• Tarefa 1
Copie sem alterações as linhas dos registros no intervalo que vai da linha que contém "timeline-tick [161, 648, 163, 674]" até a linha que contém "size-slider[interactable] [700, 522, 958, 540]", incluindo as duas.

Na avaliação de Costa, o uso da inteligência artificial deve aprofundar as desigualdades na ciência (foto: Jose Marcal)
Cresce o interesse de pesquisadores alemães em temas explorados na academia brasileira, como o pensamento indígena e feminista negro, afirmou em entrevista à Agência FAPESP o pesquisador brasileiro Sérgio Costa, titular da Cátedra de Sociologia do Instituto de Estudos Latino-Americanos da Universidade Livre de Berlim. Ele é um dos palestrantes da FAPESP Week Alemanha
Cresce o interesse de pesquisadores alemães em temas explorados na academia brasileira, como o pensamento indígena e feminista negro, afirmou em entrevista à Agência FAPESP o pesquisador brasileiro Sérgio Costa, titular da Cátedra de Sociologia do Instituto de Estudos Latino-Americanos da Universidade Livre de Berlim. Ele é um dos palestrantes da FAPESP Week Alemanha
Na avaliação de Costa, o uso da inteligência artificial deve aprofundar as desigualdades na ciência (foto: Jose Marcal)
Elton Alisson | Agência FAPESP – A colaboração científica entre a Alemanha e o Brasil no campo das ciências sociais e humanidades tem se tornado mais simétrica. A citação de autores brasileiros em áreas como a literatura e a sociologia, por exemplo, tem aumentado nos últimos anos e há um interesse crescente de pesquisadores alemães em temas explorados no Brasil, como o pensamento indígena e feminista negro.
A avaliação é do pesquisador brasileiro Sérgio Costa, titular da Cátedra de Sociologia do Instituto de Estudos Latino-Americanos da Universidade Livre de Berlim.
Em passagem por São Paulo, onde dirige o Centro Mecila – Maria Sibylla Merian Centre Conviviality-Inequality in Latin America, um dos cinco centros internacionais de estudos avançados em ciências humanas e sociais financiados pelo Ministério Federal Alemão de Educação e Pesquisa (BMBF) em cooperação com instituições e agências de financiamento locais –, Costa concedeu uma entrevista à Agência FAPESP.
Um dos palestrantes da FAPESP Week Alemanha – evento que a FAPESP e a Sociedade Alemã de Amparo à Pesquisa (DFG) realizam a partir de hoje (25/03) na Universidade Livre de Berlim –, o sociólogo analisa as desigualdades mais evidentes na ciência que impactam a produção e a circulação do conhecimento científico.
Agência FAPESP – Em sua palestra na FAPESP Week Alemanha o senhor abordará as desigualdades na ciência. Quais são as mais evidentes e como elas impactam a produção e a circulação do conhecimento científico?

Listagens de elementos e caixas:
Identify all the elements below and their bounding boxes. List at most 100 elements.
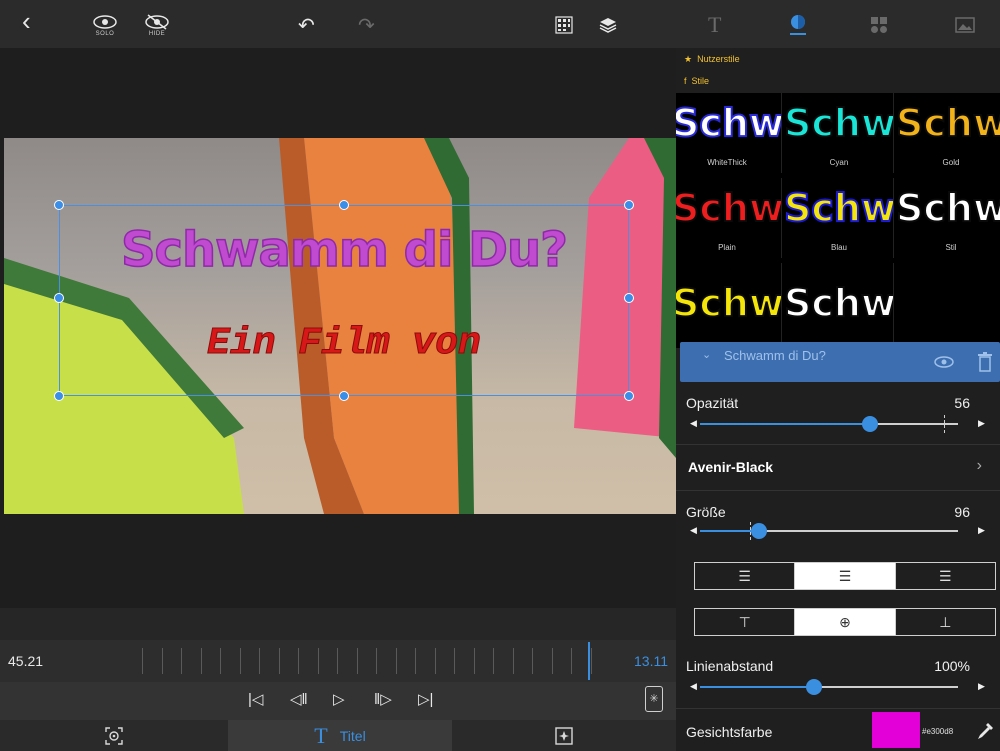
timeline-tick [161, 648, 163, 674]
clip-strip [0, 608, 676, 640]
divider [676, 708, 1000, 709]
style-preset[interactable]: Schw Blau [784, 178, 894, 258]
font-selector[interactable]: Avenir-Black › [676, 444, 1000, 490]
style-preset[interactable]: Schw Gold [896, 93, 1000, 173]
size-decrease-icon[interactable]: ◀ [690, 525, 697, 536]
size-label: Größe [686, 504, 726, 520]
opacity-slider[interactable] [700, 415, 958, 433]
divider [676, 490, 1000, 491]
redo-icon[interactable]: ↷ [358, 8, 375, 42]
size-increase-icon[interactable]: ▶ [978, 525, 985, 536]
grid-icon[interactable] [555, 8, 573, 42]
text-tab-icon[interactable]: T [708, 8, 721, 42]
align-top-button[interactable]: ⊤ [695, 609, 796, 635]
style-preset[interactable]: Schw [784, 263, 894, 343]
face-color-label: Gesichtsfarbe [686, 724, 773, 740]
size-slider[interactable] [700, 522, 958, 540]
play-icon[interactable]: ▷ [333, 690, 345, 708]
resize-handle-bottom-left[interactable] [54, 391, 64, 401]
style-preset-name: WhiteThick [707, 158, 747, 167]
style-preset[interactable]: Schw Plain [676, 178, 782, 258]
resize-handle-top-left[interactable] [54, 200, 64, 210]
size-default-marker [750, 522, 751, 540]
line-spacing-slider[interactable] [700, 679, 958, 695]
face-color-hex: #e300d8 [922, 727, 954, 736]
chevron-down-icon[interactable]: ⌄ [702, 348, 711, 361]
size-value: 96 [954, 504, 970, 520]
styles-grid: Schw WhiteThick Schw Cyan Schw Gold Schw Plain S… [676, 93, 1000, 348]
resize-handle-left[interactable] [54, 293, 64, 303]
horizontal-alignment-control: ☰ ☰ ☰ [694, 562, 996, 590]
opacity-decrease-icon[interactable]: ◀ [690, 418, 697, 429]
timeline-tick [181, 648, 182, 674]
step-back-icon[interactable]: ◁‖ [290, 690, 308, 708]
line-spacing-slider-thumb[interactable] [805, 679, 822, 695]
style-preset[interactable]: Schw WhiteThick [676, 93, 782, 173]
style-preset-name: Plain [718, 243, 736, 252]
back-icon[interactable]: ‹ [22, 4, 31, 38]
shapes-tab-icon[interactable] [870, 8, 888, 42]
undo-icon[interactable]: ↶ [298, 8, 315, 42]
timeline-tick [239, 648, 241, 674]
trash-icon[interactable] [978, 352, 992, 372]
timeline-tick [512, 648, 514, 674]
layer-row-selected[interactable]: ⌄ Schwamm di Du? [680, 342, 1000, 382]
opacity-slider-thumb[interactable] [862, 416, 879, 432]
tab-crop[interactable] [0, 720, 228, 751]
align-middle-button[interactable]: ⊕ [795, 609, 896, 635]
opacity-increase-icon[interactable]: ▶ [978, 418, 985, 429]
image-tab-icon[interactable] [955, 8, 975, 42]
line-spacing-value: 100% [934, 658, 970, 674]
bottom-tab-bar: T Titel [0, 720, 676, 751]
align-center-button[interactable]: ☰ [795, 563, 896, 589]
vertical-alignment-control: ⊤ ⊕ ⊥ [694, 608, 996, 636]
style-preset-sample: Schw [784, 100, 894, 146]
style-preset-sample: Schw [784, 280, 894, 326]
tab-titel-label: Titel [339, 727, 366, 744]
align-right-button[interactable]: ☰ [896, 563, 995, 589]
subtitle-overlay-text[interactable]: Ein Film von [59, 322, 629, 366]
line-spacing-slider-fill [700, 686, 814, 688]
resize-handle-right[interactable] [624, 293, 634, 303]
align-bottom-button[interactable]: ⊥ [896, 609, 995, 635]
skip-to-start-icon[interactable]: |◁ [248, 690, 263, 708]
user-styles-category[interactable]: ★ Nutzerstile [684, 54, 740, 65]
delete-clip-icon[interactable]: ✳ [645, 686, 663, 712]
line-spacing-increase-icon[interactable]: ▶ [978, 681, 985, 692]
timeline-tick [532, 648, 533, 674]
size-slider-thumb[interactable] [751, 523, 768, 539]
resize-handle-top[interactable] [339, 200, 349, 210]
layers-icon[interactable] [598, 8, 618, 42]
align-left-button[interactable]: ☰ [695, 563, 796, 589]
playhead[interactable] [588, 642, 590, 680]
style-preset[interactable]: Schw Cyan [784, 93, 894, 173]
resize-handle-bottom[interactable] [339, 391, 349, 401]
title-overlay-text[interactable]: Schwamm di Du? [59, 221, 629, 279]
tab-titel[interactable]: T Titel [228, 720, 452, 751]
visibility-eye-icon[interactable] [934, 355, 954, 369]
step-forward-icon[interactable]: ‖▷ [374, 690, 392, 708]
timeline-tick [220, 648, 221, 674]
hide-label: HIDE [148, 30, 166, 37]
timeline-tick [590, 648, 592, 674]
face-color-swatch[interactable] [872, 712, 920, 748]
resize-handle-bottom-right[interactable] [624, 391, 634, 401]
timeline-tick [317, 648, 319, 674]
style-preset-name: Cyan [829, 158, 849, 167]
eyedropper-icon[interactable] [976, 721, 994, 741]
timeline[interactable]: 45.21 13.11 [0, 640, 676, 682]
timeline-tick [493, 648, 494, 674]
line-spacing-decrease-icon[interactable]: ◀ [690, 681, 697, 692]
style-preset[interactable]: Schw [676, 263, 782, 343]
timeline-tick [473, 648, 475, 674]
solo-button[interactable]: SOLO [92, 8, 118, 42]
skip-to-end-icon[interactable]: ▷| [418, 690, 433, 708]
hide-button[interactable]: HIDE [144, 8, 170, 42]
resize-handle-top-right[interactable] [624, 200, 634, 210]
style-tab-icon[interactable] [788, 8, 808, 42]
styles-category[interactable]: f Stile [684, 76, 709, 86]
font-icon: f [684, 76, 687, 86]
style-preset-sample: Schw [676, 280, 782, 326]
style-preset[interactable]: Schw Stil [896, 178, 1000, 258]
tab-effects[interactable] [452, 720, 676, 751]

• Tarefa 2
Repita, sem mudar nada, a parte da reportagem sobre Sérgio Costa que vai de "Agência FAPESP – Em" até "do conhecimento científico?".

• Resposta do exercício 1
timeline-tick [161, 648, 163, 674]
clip-strip [0, 608, 676, 640]
divider [676, 708, 1000, 709]
style-preset[interactable]: Schw Blau [784, 178, 894, 258]
font-selector[interactable]: Avenir-Black › [676, 444, 1000, 490]
style-preset[interactable]: Schw Gold [896, 93, 1000, 173]
size-decrease-icon[interactable]: ◀ [690, 525, 697, 536]
size-label: Größe [686, 504, 726, 520]
opacity-slider[interactable] [700, 415, 958, 433]
divider [676, 490, 1000, 491]
redo-icon[interactable]: ↷ [358, 8, 375, 42]
size-increase-icon[interactable]: ▶ [978, 525, 985, 536]
grid-icon[interactable] [555, 8, 573, 42]
text-tab-icon[interactable]: T [708, 8, 721, 42]
align-top-button[interactable]: ⊤ [695, 609, 796, 635]
style-preset[interactable]: Schw [784, 263, 894, 343]
face-color-label: Gesichtsfarbe [686, 724, 773, 740]
size-slider[interactable] [700, 522, 958, 540]

• Resposta do exercício 2
Agência FAPESP – Em sua palestra na FAPESP Week Alemanha o senhor abordará as desigualdades na ciência. Quais são as mais evidentes e como elas impactam a produção e a circulação do conhecimento científico?